▶ _Instructions for the task_
Using the records below, locate all lines containing "missing" and return them.

+++

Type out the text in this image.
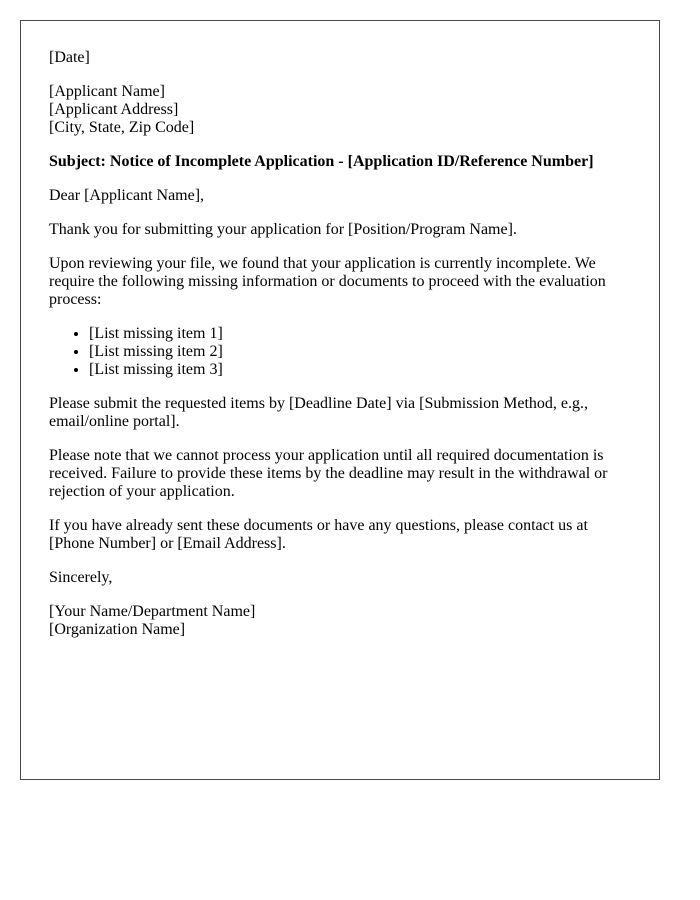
[Date]

[Applicant Name]
[Applicant Address]
[City, State, Zip Code]

Subject: Notice of Incomplete Application - [Application ID/Reference Number]

Dear [Applicant Name],

Thank you for submitting your application for [Position/Program Name].

Upon reviewing your file, we found that your application is currently incomplete. We require the following missing information or documents to proceed with the evaluation process:

• [List missing item 1]
• [List missing item 2]
• [List missing item 3]

Please submit the requested items by [Deadline Date] via [Submission Method, e.g., email/online portal].

Please note that we cannot process your application until all required documentation is received. Failure to provide these items by the deadline may result in the withdrawal or rejection of your application.

If you have already sent these documents or have any questions, please contact us at [Phone Number] or [Email Address].

Sincerely,

[Your Name/Department Name]
[Organization Name]
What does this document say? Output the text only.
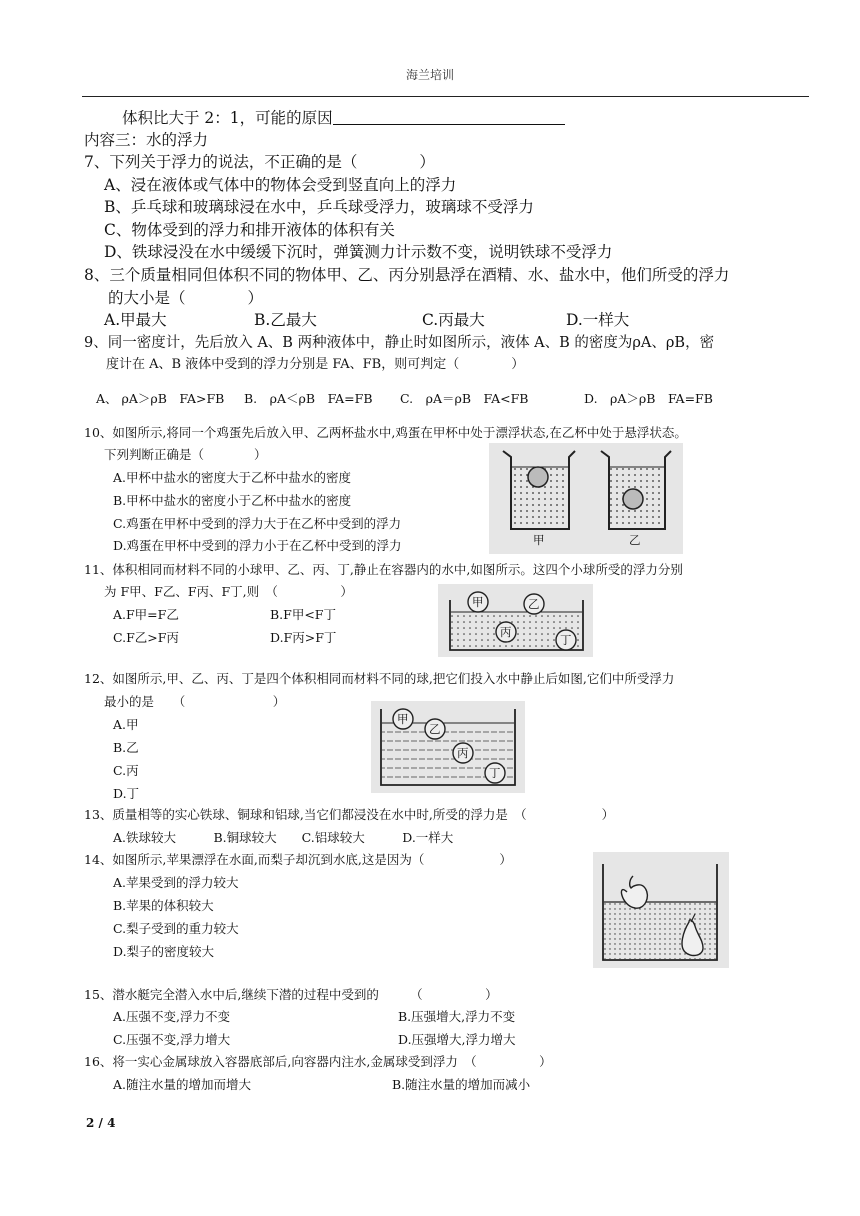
海兰培训
体积比大于 2：1，可能的原因
内容三：水的浮力
7、下列关于浮力的说法，不正确的是（　　　　）
A、浸在液体或气体中的物体会受到竖直向上的浮力
B、乒乓球和玻璃球浸在水中，乒乓球受浮力，玻璃球不受浮力
C、物体受到的浮力和排开液体的体积有关
D、铁球浸没在水中缓缓下沉时，弹簧测力计示数不变，说明铁球不受浮力
8、三个质量相同但体积不同的物体甲、乙、丙分别悬浮在酒精、水、盐水中，他们所受的浮力
的大小是（　　　　）
A.甲最大	B.乙最大	C.丙最大	D.一样大
9、同一密度计，先后放入 A、B 两种液体中，静止时如图所示，液体 A、B 的密度为ρA、ρB，密
度计在 A、B 液体中受到的浮力分别是 FA、FB，则可判定（　　　　）
A、 ρA＞ρB　FA>FB B.　ρA＜ρB　FA=FB C.　ρA＝ρB　FA<FB	D.　ρA＞ρB　FA=FB
10、如图所示,将同一个鸡蛋先后放入甲、乙两杯盐水中,鸡蛋在甲杯中处于漂浮状态,在乙杯中处于悬浮状态。
下列判断正确是（　　　　）
A.甲杯中盐水的密度大于乙杯中盐水的密度
B.甲杯中盐水的密度小于乙杯中盐水的密度
C.鸡蛋在甲杯中受到的浮力大于在乙杯中受到的浮力
D.鸡蛋在甲杯中受到的浮力小于在乙杯中受到的浮力	甲	乙
11、体积相同而材料不同的小球甲、乙、丙、丁,静止在容器内的水中,如图所示。这四个小球所受的浮力分别
为 F甲、F乙、F丙、F丁,则　（　　　　　）
A.F甲=F乙	B.F甲<F丁
C.F乙>F丙	D.F丙>F丁
甲	乙
丙
丁
12、如图所示,甲、乙、丙、丁是四个体积相同而材料不同的球,把它们投入水中静止后如图,它们中所受浮力
最小的是　　（　　　　　　　）
A.甲
B.乙
C.丙
D.丁
甲
乙
丙
丁
13、质量相等的实心铁球、铜球和铝球,当它们都浸没在水中时,所受的浮力是　（　　　　　　）
A.铁球较大　　　B.铜球较大　　C.铝球较大　　　D.一样大
14、如图所示,苹果漂浮在水面,而梨子却沉到水底,这是因为（　　　　　　）
A.苹果受到的浮力较大
B.苹果的体积较大
C.梨子受到的重力较大
D.梨子的密度较大
15、潜水艇完全潜入水中后,继续下潜的过程中受到的　　　（　　　　　）
A.压强不变,浮力不变	B.压强增大,浮力不变
C.压强不变,浮力增大	D.压强增大,浮力增大
16、将一实心金属球放入容器底部后,向容器内注水,金属球受到浮力　（　　　　　）
A.随注水量的增加而增大	B.随注水量的增加而减小
2 / 4
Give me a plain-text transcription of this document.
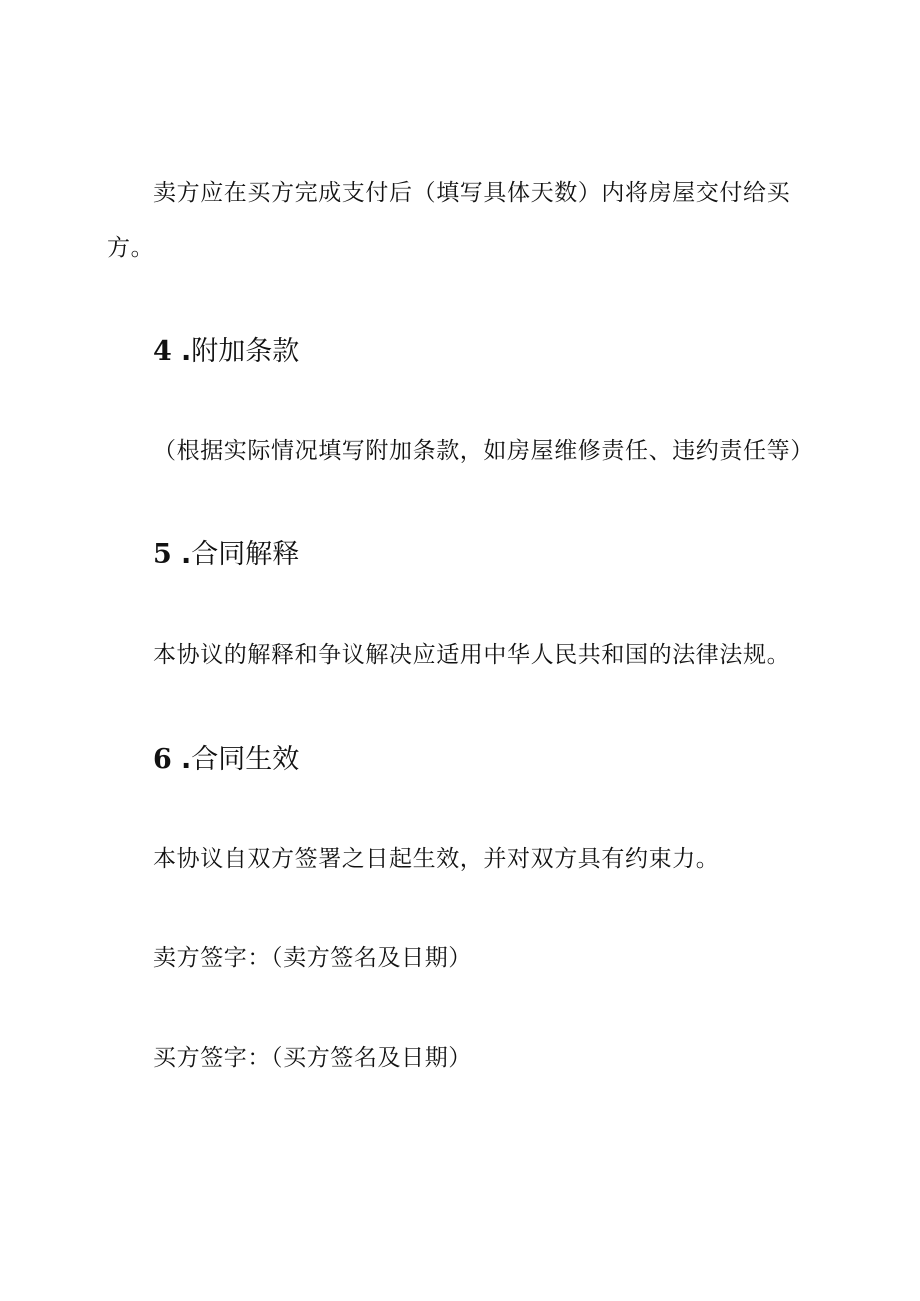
卖方应在买方完成支付后（填写具体天数）内将房屋交付给买
方。
4 .附加条款
（根据实际情况填写附加条款，如房屋维修责任、违约责任等）
5 .合同解释
本协议的解释和争议解决应适用中华人民共和国的法律法规。
6 .合同生效
本协议自双方签署之日起生效，并对双方具有约束力。
卖方签字：（卖方签名及日期）
买方签字：（买方签名及日期）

+++

▶ _Response below_
Upon reviewing your file, we found that your application is currently incomplete. We require the following missing information or documents to proceed with the evaluation process:
• [List missing item 1]
• [List missing item 2]
• [List missing item 3]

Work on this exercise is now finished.